» Stated task: Repeat, exactly and completely, the material that follows. Omit the pictures.

» Entries:

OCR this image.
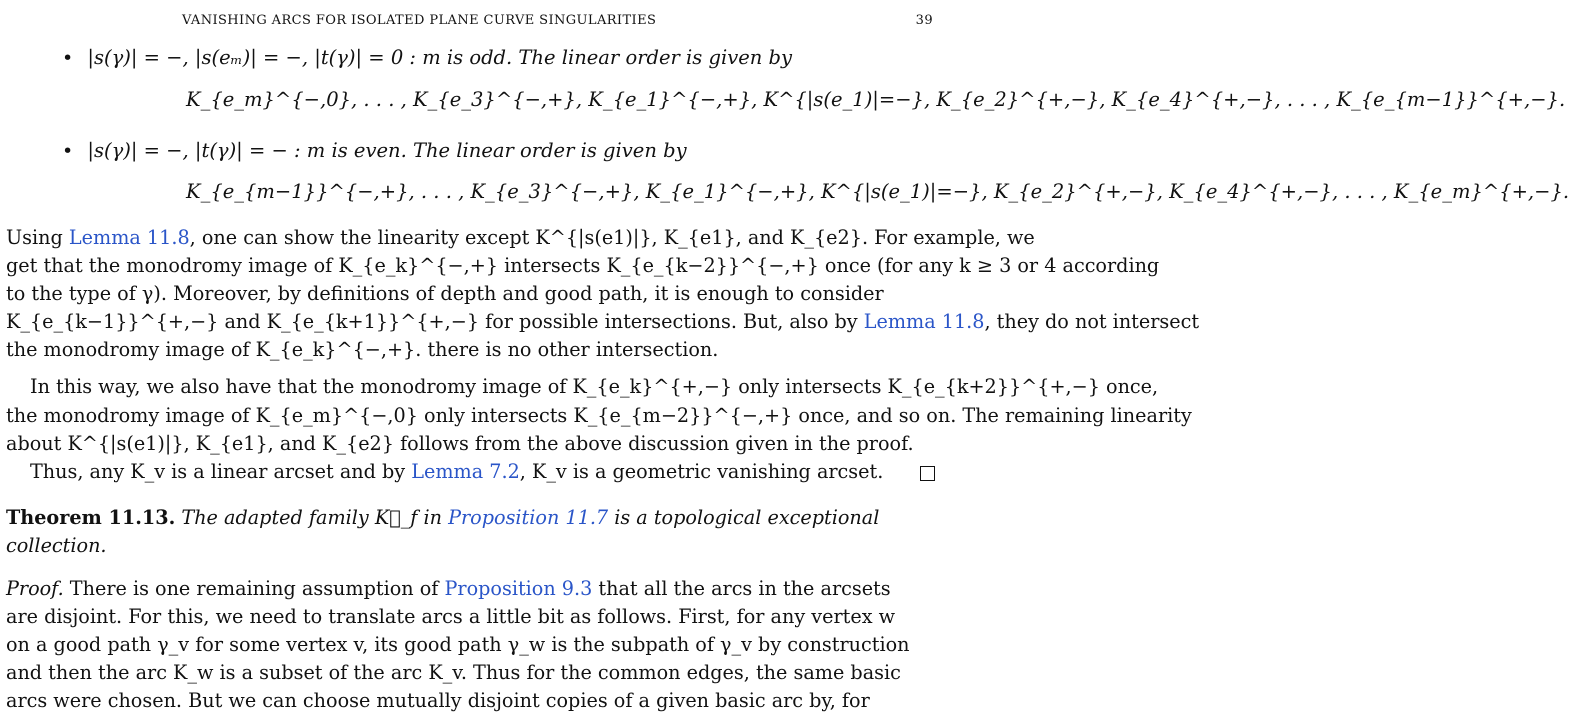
VANISHING ARCS FOR ISOLATED PLANE CURVE SINGULARITIES	39
• |s(γ)| = −, |s(eₘ)| = −, |t(γ)| = 0 : m is odd. The linear order is given by
K_{e_m}^{−,0}, . . . , K_{e_3}^{−,+}, K_{e_1}^{−,+}, K^{|s(e_1)|=−}, K_{e_2}^{+,−}, K_{e_4}^{+,−}, . . . , K_{e_{m−1}}^{+,−}.
• |s(γ)| = −, |t(γ)| = − : m is even. The linear order is given by
K_{e_{m−1}}^{−,+}, . . . , K_{e_3}^{−,+}, K_{e_1}^{−,+}, K^{|s(e_1)|=−}, K_{e_2}^{+,−}, K_{e_4}^{+,−}, . . . , K_{e_m}^{+,−}.
Using Lemma 11.8, one can show the linearity except K^{|s(e1)|}, K_{e1}, and K_{e2}. For example, we
get that the monodromy image of K_{e_k}^{−,+} intersects K_{e_{k−2}}^{−,+} once (for any k ≥ 3 or 4 according
to the type of γ). Moreover, by definitions of depth and good path, it is enough to consider
K_{e_{k−1}}^{+,−} and K_{e_{k+1}}^{+,−} for possible intersections. But, also by Lemma 11.8, they do not intersect
the monodromy image of K_{e_k}^{−,+}. there is no other intersection.
In this way, we also have that the monodromy image of K_{e_k}^{+,−} only intersects K_{e_{k+2}}^{+,−} once,
the monodromy image of K_{e_m}^{−,0} only intersects K_{e_{m−2}}^{−,+} once, and so on. The remaining linearity
about K^{|s(e1)|}, K_{e1}, and K_{e2} follows from the above discussion given in the proof.
Thus, any K_v is a linear arcset and by Lemma 7.2, K_v is a geometric vanishing arcset.
Theorem 11.13. The adapted family K⃗_f in Proposition 11.7 is a topological exceptional
collection.
Proof. There is one remaining assumption of Proposition 9.3 that all the arcs in the arcsets
are disjoint. For this, we need to translate arcs a little bit as follows. First, for any vertex w
on a good path γ_v for some vertex v, its good path γ_w is the subpath of γ_v by construction
and then the arc K_w is a subset of the arc K_v. Thus for the common edges, the same basic
arcs were chosen. But we can choose mutually disjoint copies of a given basic arc by, for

» Result below:
OCR this image.
VANISHING ARCS FOR ISOLATED PLANE CURVE SINGULARITIES	39
• |s(γ)| = −, |s(eₘ)| = −, |t(γ)| = 0 : m is odd. The linear order is given by
K_{e_m}^{−,0}, . . . , K_{e_3}^{−,+}, K_{e_1}^{−,+}, K^{|s(e_1)|=−}, K_{e_2}^{+,−}, K_{e_4}^{+,−}, . . . , K_{e_{m−1}}^{+,−}.
• |s(γ)| = −, |t(γ)| = − : m is even. The linear order is given by
K_{e_{m−1}}^{−,+}, . . . , K_{e_3}^{−,+}, K_{e_1}^{−,+}, K^{|s(e_1)|=−}, K_{e_2}^{+,−}, K_{e_4}^{+,−}, . . . , K_{e_m}^{+,−}.
Using Lemma 11.8, one can show the linearity except K^{|s(e1)|}, K_{e1}, and K_{e2}. For example, we
get that the monodromy image of K_{e_k}^{−,+} intersects K_{e_{k−2}}^{−,+} once (for any k ≥ 3 or 4 according
to the type of γ). Moreover, by definitions of depth and good path, it is enough to consider
K_{e_{k−1}}^{+,−} and K_{e_{k+1}}^{+,−} for possible intersections. But, also by Lemma 11.8, they do not intersect
the monodromy image of K_{e_k}^{−,+}. there is no other intersection.
In this way, we also have that the monodromy image of K_{e_k}^{+,−} only intersects K_{e_{k+2}}^{+,−} once,
the monodromy image of K_{e_m}^{−,0} only intersects K_{e_{m−2}}^{−,+} once, and so on. The remaining linearity
about K^{|s(e1)|}, K_{e1}, and K_{e2} follows from the above discussion given in the proof.
Thus, any K_v is a linear arcset and by Lemma 7.2, K_v is a geometric vanishing arcset.
Theorem 11.13. The adapted family K⃗_f in Proposition 11.7 is a topological exceptional
collection.
Proof. There is one remaining assumption of Proposition 9.3 that all the arcs in the arcsets
are disjoint. For this, we need to translate arcs a little bit as follows. First, for any vertex w
on a good path γ_v for some vertex v, its good path γ_w is the subpath of γ_v by construction
and then the arc K_w is a subset of the arc K_v. Thus for the common edges, the same basic
arcs were chosen. But we can choose mutually disjoint copies of a given basic arc by, for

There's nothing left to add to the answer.